# Your instructions
Retype the data below without altering anything.

################

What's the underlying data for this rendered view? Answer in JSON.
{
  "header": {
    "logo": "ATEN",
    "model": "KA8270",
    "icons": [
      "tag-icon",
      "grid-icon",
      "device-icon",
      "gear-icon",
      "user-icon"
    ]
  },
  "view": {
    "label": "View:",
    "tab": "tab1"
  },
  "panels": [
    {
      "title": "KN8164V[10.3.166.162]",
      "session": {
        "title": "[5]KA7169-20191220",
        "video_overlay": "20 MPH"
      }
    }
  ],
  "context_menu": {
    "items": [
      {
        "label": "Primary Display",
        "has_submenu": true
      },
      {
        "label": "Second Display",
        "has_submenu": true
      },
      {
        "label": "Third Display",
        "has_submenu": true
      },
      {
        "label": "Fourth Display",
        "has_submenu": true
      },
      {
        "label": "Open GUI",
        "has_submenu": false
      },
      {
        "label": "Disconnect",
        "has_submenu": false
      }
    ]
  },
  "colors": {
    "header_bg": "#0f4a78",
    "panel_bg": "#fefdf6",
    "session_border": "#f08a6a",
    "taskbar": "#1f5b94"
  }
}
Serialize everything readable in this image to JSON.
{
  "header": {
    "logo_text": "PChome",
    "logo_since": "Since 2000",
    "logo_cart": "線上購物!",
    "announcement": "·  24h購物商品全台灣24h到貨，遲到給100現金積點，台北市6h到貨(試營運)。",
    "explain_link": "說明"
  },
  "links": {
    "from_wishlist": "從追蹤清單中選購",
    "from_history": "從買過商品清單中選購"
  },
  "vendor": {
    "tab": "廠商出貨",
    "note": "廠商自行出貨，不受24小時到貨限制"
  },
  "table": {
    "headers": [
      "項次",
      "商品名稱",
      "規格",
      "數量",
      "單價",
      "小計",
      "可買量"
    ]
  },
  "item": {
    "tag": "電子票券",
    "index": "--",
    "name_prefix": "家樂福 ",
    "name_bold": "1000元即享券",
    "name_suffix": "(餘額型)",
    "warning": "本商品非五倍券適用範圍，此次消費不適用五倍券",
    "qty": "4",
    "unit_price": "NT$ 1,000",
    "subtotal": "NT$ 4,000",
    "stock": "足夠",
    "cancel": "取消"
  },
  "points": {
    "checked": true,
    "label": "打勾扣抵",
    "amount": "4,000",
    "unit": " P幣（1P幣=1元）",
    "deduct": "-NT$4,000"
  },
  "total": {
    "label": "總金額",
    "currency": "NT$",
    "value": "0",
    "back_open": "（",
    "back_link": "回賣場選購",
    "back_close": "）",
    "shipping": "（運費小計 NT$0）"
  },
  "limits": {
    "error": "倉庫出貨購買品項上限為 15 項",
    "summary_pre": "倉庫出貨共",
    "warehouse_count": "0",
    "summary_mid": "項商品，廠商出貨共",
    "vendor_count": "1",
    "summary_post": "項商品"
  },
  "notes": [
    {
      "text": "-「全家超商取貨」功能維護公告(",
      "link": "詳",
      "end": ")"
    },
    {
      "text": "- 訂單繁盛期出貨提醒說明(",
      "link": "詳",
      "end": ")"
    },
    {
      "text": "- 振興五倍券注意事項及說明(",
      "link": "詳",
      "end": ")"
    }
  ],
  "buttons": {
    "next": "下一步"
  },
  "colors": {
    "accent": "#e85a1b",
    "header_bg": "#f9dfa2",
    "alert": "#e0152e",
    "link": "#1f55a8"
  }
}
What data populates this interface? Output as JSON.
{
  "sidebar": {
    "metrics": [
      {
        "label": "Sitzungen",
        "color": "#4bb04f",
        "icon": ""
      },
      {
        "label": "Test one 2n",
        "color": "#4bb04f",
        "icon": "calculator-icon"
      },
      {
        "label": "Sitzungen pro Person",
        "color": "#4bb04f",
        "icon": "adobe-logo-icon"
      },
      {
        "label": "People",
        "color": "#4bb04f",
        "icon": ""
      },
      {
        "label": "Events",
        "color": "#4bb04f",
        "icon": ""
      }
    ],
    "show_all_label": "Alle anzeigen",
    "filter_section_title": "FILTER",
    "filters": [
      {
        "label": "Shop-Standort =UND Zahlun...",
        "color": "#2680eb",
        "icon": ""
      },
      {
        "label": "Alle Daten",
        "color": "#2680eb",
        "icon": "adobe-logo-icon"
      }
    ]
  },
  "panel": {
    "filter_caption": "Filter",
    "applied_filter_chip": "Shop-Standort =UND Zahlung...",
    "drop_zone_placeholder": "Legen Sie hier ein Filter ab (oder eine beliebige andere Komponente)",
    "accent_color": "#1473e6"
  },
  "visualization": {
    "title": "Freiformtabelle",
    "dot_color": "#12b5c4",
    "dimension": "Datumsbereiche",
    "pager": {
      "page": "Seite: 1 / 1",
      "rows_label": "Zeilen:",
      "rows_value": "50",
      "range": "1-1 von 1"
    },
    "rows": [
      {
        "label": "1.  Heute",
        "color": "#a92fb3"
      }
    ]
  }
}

################

# Full output
What's the underlying data for this rendered view? Answer in JSON.
{
  "header": {
    "logo": "ATEN",
    "model": "KA8270",
    "icons": [
      "tag-icon",
      "grid-icon",
      "device-icon",
      "gear-icon",
      "user-icon"
    ]
  },
  "view": {
    "label": "View:",
    "tab": "tab1"
  },
  "panels": [
    {
      "title": "KN8164V[10.3.166.162]",
      "session": {
        "title": "[5]KA7169-20191220",
        "video_overlay": "20 MPH"
      }
    }
  ],
  "context_menu": {
    "items": [
      {
        "label": "Primary Display",
        "has_submenu": true
      },
      {
        "label": "Second Display",
        "has_submenu": true
      },
      {
        "label": "Third Display",
        "has_submenu": true
      },
      {
        "label": "Fourth Display",
        "has_submenu": true
      },
      {
        "label": "Open GUI",
        "has_submenu": false
      },
      {
        "label": "Disconnect",
        "has_submenu": false
      }
    ]
  },
  "colors": {
    "header_bg": "#0f4a78",
    "panel_bg": "#fefdf6",
    "session_border": "#f08a6a",
    "taskbar": "#1f5b94"
  }
}
Serialize everything readable in this image to JSON.
{
  "header": {
    "logo_text": "PChome",
    "logo_since": "Since 2000",
    "logo_cart": "線上購物!",
    "announcement": "·  24h購物商品全台灣24h到貨，遲到給100現金積點，台北市6h到貨(試營運)。",
    "explain_link": "說明"
  },
  "links": {
    "from_wishlist": "從追蹤清單中選購",
    "from_history": "從買過商品清單中選購"
  },
  "vendor": {
    "tab": "廠商出貨",
    "note": "廠商自行出貨，不受24小時到貨限制"
  },
  "table": {
    "headers": [
      "項次",
      "商品名稱",
      "規格",
      "數量",
      "單價",
      "小計",
      "可買量"
    ]
  },
  "item": {
    "tag": "電子票券",
    "index": "--",
    "name_prefix": "家樂福 ",
    "name_bold": "1000元即享券",
    "name_suffix": "(餘額型)",
    "warning": "本商品非五倍券適用範圍，此次消費不適用五倍券",
    "qty": "4",
    "unit_price": "NT$ 1,000",
    "subtotal": "NT$ 4,000",
    "stock": "足夠",
    "cancel": "取消"
  },
  "points": {
    "checked": true,
    "label": "打勾扣抵",
    "amount": "4,000",
    "unit": " P幣（1P幣=1元）",
    "deduct": "-NT$4,000"
  },
  "total": {
    "label": "總金額",
    "currency": "NT$",
    "value": "0",
    "back_open": "（",
    "back_link": "回賣場選購",
    "back_close": "）",
    "shipping": "（運費小計 NT$0）"
  },
  "limits": {
    "error": "倉庫出貨購買品項上限為 15 項",
    "summary_pre": "倉庫出貨共",
    "warehouse_count": "0",
    "summary_mid": "項商品，廠商出貨共",
    "vendor_count": "1",
    "summary_post": "項商品"
  },
  "notes": [
    {
      "text": "-「全家超商取貨」功能維護公告(",
      "link": "詳",
      "end": ")"
    },
    {
      "text": "- 訂單繁盛期出貨提醒說明(",
      "link": "詳",
      "end": ")"
    },
    {
      "text": "- 振興五倍券注意事項及說明(",
      "link": "詳",
      "end": ")"
    }
  ],
  "buttons": {
    "next": "下一步"
  },
  "colors": {
    "accent": "#e85a1b",
    "header_bg": "#f9dfa2",
    "alert": "#e0152e",
    "link": "#1f55a8"
  }
}
What data populates this interface? Output as JSON.
{
  "sidebar": {
    "metrics": [
      {
        "label": "Sitzungen",
        "color": "#4bb04f",
        "icon": ""
      },
      {
        "label": "Test one 2n",
        "color": "#4bb04f",
        "icon": "calculator-icon"
      },
      {
        "label": "Sitzungen pro Person",
        "color": "#4bb04f",
        "icon": "adobe-logo-icon"
      },
      {
        "label": "People",
        "color": "#4bb04f",
        "icon": ""
      },
      {
        "label": "Events",
        "color": "#4bb04f",
        "icon": ""
      }
    ],
    "show_all_label": "Alle anzeigen",
    "filter_section_title": "FILTER",
    "filters": [
      {
        "label": "Shop-Standort =UND Zahlun...",
        "color": "#2680eb",
        "icon": ""
      },
      {
        "label": "Alle Daten",
        "color": "#2680eb",
        "icon": "adobe-logo-icon"
      }
    ]
  },
  "panel": {
    "filter_caption": "Filter",
    "applied_filter_chip": "Shop-Standort =UND Zahlung...",
    "drop_zone_placeholder": "Legen Sie hier ein Filter ab (oder eine beliebige andere Komponente)",
    "accent_color": "#1473e6"
  },
  "visualization": {
    "title": "Freiformtabelle",
    "dot_color": "#12b5c4",
    "dimension": "Datumsbereiche",
    "pager": {
      "page": "Seite: 1 / 1",
      "rows_label": "Zeilen:",
      "rows_value": "50",
      "range": "1-1 von 1"
    },
    "rows": [
      {
        "label": "1.  Heute",
        "color": "#a92fb3"
      }
    ]
  }
}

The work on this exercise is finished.